▶ THE TASKS:
(1) According to the passage on sentences in novels, what can everyone improve at, even though there is no manual for acquiring voice and vision?
(2) Extend the passage on sentences in novels, picking up right after its final sentence.

▶ EXCERPTED TEXT:
● ● ● ● ● ● ●

The sentences that compose novels aren’t analogous to the ingredients
in cupcakes. Because some wonderful
sentences say very little. Others convey a great deal despite cliché, repetition,
clumsiness, or worse. The good news? While there’s no manual for acquiring
voice and vision, everyone can improve at syntax. And probably everyone should.
Who wants to bake cupcakes with inferior ingredients? Or write a novel deadened with a lousy
sentence here or there?
Folks agree more about quality in cupcakes than sentences. Genre,
reading rate, tolerance for ambiguity, enthusiasm about complexity, ear for
rhythm, and other factors all contribute. And novelists won’t improve syntax by
saying, “Well, it sounds okay to me.” A writer’s tolerance for “okay” is often
greater than a reader’s. Put yourself in the ear of someone who didn’t write the
sentence.

● ● ● ● ● ● ●

▶ STORED ROWS:
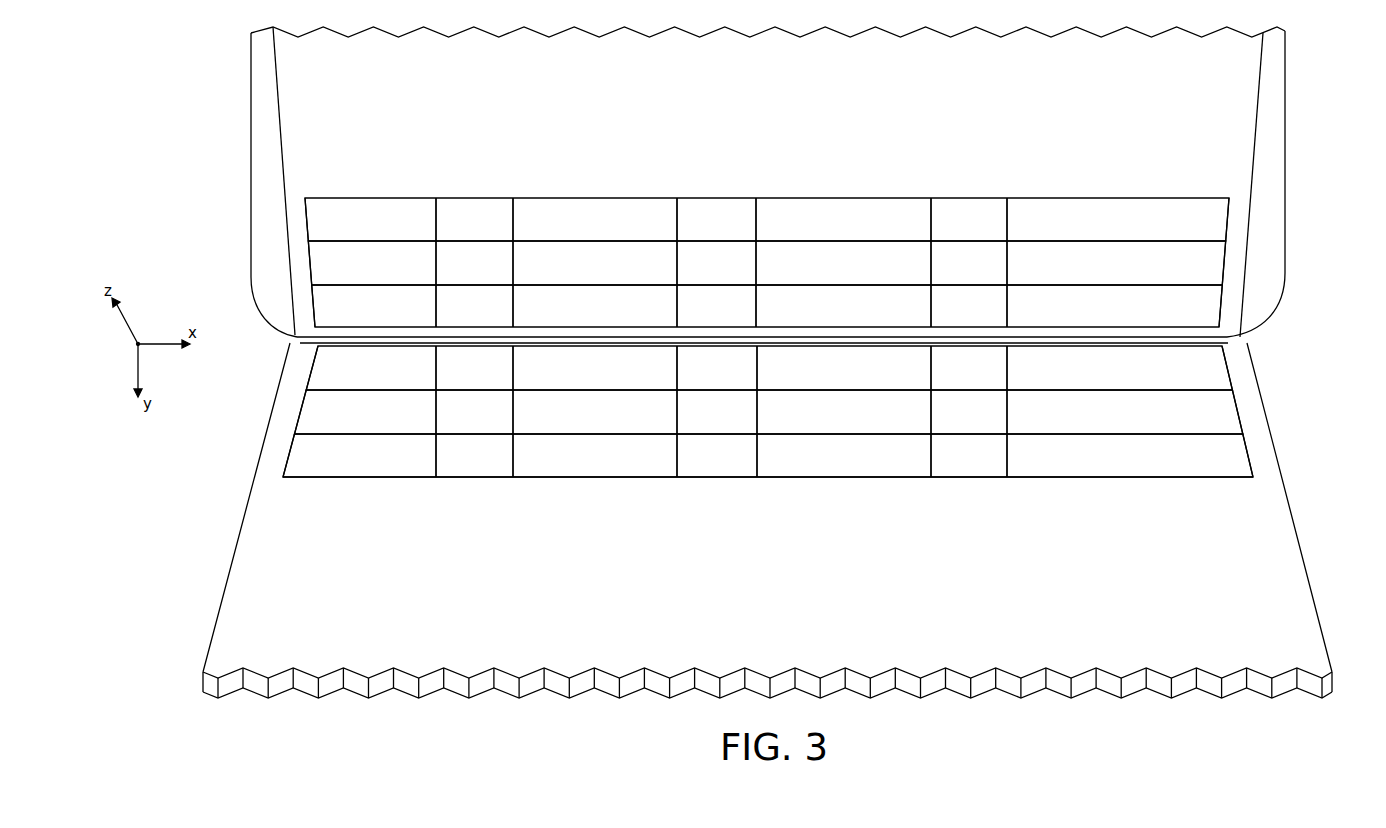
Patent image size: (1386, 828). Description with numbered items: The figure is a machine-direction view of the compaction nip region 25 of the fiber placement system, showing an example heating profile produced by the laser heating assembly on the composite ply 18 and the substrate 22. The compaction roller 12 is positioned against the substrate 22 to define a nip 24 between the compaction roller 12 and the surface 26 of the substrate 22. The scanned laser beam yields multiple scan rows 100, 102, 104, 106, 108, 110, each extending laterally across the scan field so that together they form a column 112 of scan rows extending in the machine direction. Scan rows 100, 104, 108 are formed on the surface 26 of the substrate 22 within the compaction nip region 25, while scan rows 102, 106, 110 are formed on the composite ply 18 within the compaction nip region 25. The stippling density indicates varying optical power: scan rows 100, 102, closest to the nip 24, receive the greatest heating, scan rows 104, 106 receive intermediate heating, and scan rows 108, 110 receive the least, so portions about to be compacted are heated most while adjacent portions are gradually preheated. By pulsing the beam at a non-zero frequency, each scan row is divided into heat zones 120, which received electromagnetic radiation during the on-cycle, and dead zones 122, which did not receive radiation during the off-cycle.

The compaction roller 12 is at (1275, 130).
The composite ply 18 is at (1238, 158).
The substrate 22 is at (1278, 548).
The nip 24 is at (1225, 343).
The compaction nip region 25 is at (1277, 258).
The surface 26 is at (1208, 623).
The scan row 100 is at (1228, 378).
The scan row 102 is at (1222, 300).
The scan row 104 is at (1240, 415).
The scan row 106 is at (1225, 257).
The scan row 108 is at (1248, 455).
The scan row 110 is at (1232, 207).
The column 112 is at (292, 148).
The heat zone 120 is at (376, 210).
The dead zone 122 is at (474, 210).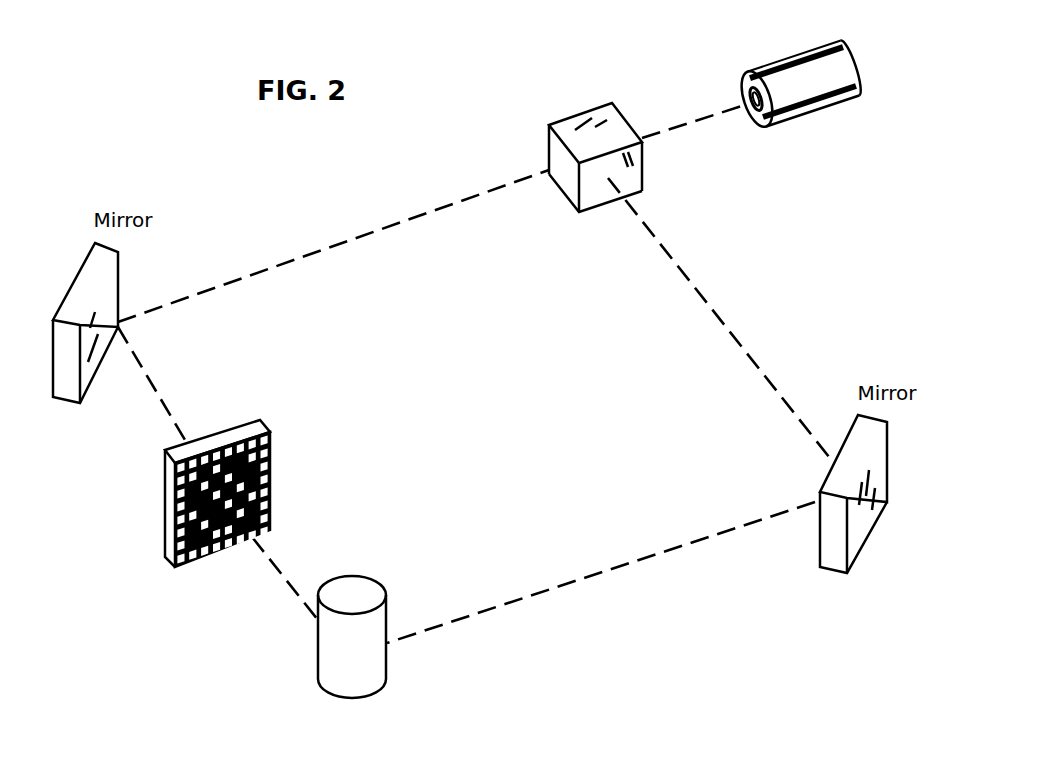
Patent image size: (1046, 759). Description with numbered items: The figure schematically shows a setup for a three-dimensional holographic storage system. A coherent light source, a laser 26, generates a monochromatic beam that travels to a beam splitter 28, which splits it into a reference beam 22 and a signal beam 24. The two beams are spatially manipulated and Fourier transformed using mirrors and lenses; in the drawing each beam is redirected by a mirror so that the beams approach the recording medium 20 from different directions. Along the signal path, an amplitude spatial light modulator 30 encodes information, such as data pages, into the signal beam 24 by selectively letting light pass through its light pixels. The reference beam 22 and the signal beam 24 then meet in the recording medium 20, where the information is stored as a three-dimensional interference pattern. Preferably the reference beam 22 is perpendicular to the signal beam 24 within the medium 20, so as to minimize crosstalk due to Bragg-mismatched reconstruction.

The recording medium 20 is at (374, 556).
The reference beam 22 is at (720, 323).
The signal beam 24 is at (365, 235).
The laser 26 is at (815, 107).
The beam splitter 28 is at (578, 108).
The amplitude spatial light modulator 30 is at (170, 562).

● ● ● ● ● ● ●

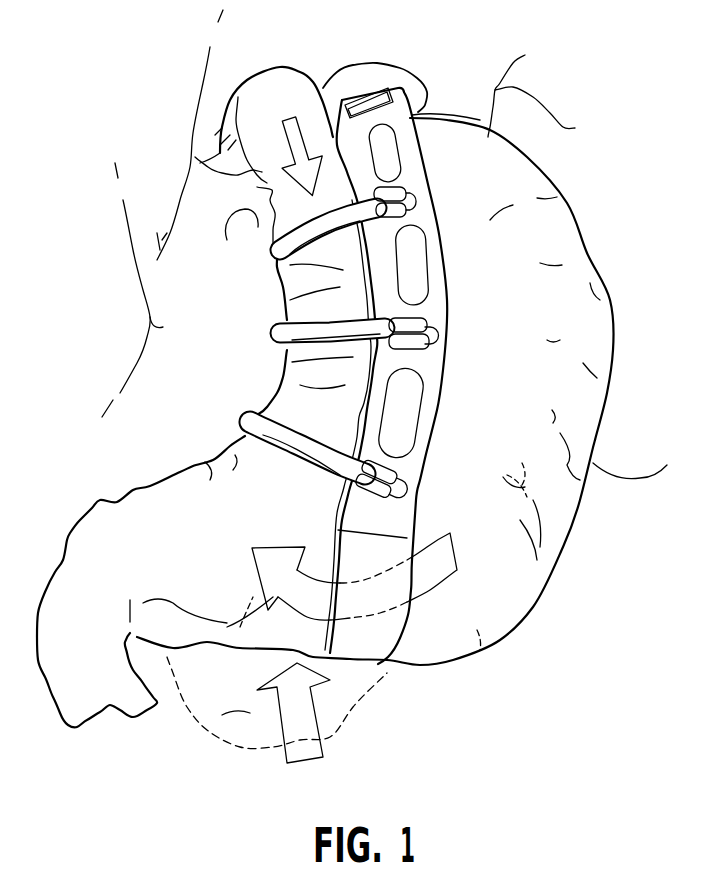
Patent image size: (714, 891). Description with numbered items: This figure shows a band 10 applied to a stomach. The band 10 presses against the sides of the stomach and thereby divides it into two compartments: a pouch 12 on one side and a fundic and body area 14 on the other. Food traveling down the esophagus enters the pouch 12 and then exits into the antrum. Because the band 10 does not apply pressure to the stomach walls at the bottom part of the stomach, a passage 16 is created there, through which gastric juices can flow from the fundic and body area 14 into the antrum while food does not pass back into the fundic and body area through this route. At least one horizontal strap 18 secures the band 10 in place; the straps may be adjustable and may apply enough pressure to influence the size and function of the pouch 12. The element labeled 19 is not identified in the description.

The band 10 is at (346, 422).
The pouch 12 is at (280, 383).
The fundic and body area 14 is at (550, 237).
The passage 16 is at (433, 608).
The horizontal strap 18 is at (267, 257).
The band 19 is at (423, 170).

● ● ● ● ● ● ●

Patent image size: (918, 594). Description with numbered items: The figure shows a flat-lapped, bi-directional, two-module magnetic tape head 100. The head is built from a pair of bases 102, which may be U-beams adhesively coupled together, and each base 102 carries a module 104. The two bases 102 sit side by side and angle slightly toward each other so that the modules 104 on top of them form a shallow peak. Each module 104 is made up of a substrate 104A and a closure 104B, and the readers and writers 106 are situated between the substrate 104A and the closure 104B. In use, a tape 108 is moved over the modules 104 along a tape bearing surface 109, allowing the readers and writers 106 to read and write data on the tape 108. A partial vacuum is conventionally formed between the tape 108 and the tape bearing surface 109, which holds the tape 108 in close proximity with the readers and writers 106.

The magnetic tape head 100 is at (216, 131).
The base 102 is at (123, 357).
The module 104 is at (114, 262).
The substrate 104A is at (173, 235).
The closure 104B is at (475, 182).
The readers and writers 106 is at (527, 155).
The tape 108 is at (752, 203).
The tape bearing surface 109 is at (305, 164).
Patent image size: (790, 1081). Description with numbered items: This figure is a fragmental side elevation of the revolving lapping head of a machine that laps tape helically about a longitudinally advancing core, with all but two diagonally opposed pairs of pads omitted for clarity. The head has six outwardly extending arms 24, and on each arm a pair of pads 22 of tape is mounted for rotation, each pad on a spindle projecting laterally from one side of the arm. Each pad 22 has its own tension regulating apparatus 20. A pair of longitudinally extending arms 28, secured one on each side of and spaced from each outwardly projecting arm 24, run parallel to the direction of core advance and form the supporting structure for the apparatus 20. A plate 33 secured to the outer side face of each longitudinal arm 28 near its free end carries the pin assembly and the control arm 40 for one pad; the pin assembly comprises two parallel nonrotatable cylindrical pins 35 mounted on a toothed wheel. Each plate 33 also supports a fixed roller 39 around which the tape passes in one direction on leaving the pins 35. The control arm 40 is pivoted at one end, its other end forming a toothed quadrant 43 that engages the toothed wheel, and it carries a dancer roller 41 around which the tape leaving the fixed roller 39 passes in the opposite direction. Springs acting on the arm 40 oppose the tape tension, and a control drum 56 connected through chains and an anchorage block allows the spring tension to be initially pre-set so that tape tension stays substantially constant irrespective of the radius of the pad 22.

● ● ● ● ● ● ●

▶ RESPONSE LIST:
(1) Syntax.

(2)
Listen. Really listen. Without rationalizing or shrugging off. That’s
the first step toward prose like Neil Gaiman’s description of Fat Charlie
seeking a more accurate name:
He would introduce
himself as Charles or, in his early twenties, Chaz, or, in writing, as C.
Nancy, but it was no use: the name would creep in, infiltrating the new part of
his life just as cockroaches invade the cracks and the world behind the fridge
in a new kitchen, and like it or not—and he didn’t—he would be Fat Charlie
again. — Anansi Boys,
Sentences needn’t be long or complex to resonate. In Cold Mountain,
Charles Frazier uses the external world to capture the internal: “The memory passed on as the light from the
window rose toward day.” Tracy Chevalier’s creates character in The Lady and
the Unicorn with “Jean Le Viste’s jaw is like a hatchet, his eyes like
knife blades.”
Which elements do all these sentences share in common?
Rhythm.
Create sound
patterns without relying on passive voice or words that fail to supply both
meaning and sound. Read authors you love aloud. Read your own work aloud.
Economy.
If it’s not adding, it’s
subtracting. Make every word work.
Verbs.
One good verb can
replace a chain of adjectives and adverbs. Energize.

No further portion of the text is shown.